Saved entries:
++++++++
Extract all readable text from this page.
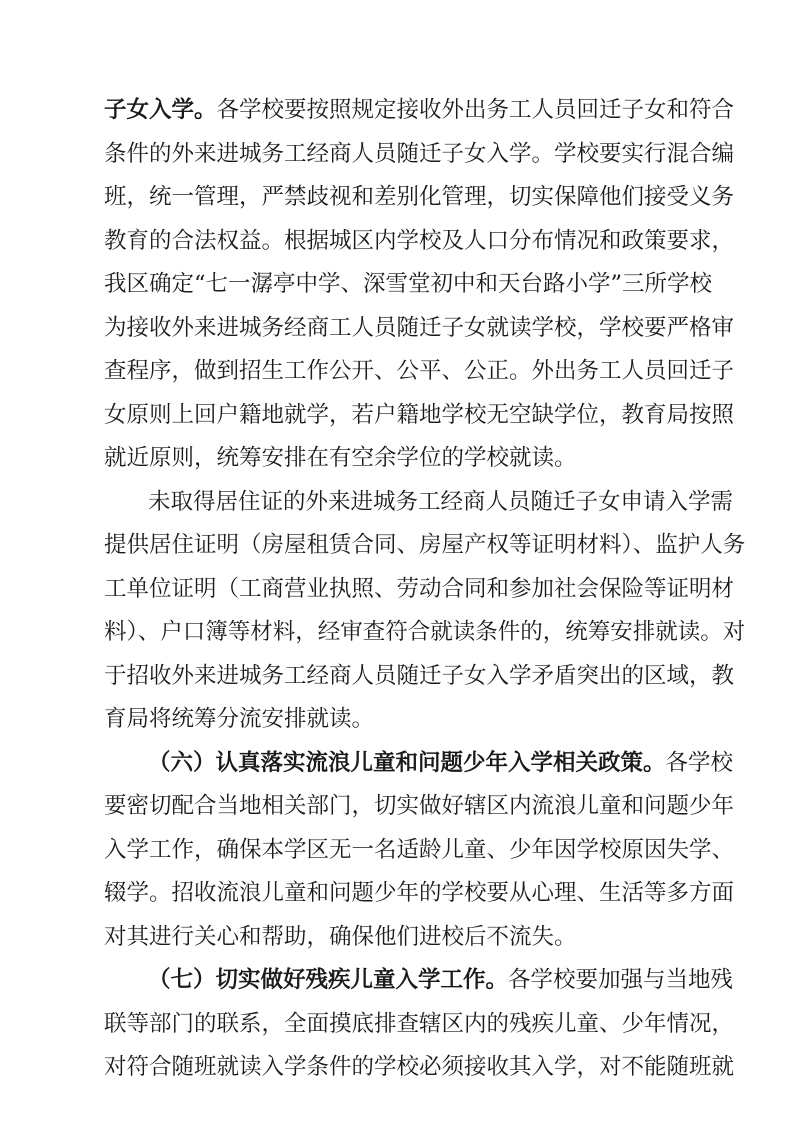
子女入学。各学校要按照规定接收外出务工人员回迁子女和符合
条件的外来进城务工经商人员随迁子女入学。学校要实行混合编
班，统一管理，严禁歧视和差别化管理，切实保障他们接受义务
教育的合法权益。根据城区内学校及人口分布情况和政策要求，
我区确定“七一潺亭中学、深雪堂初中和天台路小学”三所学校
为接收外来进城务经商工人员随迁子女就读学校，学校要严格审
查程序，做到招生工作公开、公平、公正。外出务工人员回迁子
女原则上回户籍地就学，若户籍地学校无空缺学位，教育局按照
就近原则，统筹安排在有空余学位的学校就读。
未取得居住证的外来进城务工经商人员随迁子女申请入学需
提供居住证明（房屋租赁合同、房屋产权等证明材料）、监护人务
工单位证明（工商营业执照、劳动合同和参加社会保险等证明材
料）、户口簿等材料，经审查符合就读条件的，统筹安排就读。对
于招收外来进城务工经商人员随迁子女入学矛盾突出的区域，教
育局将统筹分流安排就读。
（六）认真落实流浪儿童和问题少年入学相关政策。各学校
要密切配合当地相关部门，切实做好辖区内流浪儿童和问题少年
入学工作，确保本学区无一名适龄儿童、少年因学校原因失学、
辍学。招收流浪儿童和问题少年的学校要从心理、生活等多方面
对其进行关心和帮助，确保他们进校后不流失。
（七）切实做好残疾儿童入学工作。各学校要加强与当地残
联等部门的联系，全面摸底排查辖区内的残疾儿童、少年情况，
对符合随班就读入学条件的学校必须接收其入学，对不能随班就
++++++++
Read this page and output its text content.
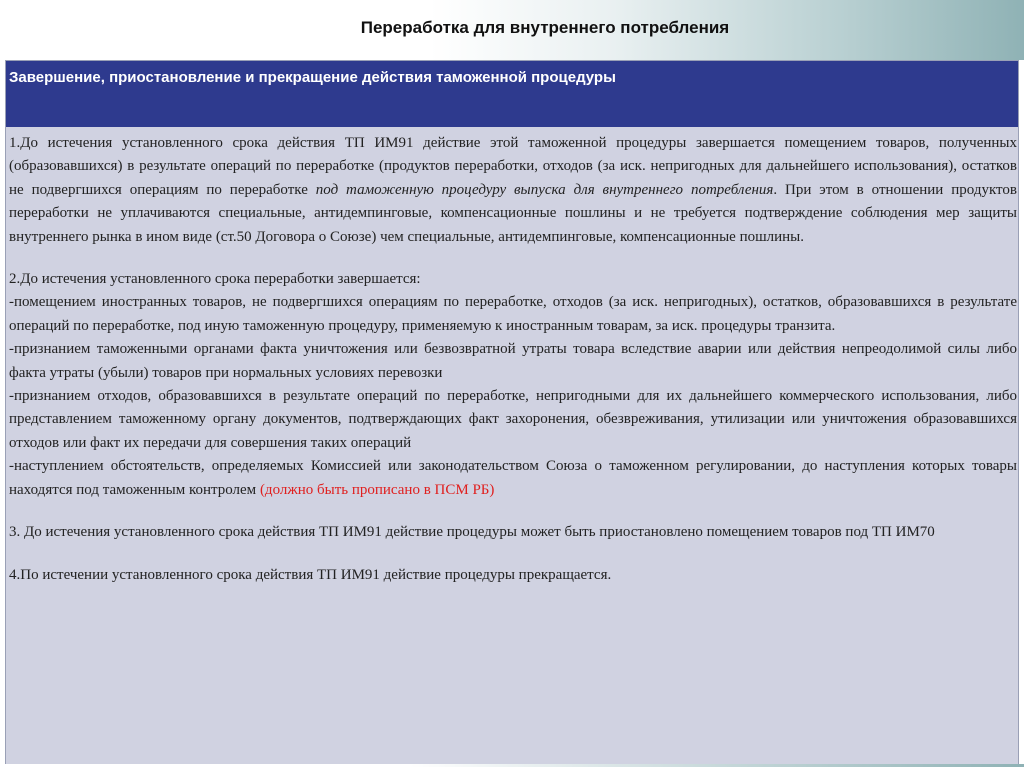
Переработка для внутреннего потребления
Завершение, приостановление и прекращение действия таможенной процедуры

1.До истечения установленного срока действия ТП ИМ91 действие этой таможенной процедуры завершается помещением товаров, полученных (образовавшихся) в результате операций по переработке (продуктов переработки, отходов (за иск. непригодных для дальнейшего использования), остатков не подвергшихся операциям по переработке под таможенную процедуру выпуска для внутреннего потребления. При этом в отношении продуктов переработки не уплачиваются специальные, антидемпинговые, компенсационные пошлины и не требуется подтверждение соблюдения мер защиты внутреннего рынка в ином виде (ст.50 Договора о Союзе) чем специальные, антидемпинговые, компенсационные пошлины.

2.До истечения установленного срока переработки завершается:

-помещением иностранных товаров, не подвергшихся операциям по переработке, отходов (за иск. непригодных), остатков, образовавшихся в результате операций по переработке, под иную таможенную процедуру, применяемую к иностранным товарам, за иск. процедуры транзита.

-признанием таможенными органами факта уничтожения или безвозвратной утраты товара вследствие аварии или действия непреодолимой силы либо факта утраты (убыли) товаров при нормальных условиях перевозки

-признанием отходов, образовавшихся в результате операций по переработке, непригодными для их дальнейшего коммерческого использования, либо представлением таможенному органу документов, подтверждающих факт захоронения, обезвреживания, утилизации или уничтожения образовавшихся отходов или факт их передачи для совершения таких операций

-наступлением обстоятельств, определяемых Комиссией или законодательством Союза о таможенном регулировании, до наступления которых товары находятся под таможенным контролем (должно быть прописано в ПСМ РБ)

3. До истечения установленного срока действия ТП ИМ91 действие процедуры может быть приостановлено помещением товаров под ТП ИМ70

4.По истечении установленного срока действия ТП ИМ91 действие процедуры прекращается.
++++++++
### PROMPT
Pull out every line of the records above that contains the word "признанием".

### FULL RESPONSE
-признанием таможенными органами факта уничтожения или безвозвратной утраты товара вследствие аварии или действия непреодолимой силы либо факта утраты (убыли) товаров при нормальных условиях перевозки
-признанием отходов, образовавшихся в результате операций по переработке, непригодными для их дальнейшего коммерческого использования, либо представлением таможенному органу документов, подтверждающих факт захоронения, обезвреживания, утилизации или уничтожения образовавшихся отходов или факт их передачи для совершения таких операций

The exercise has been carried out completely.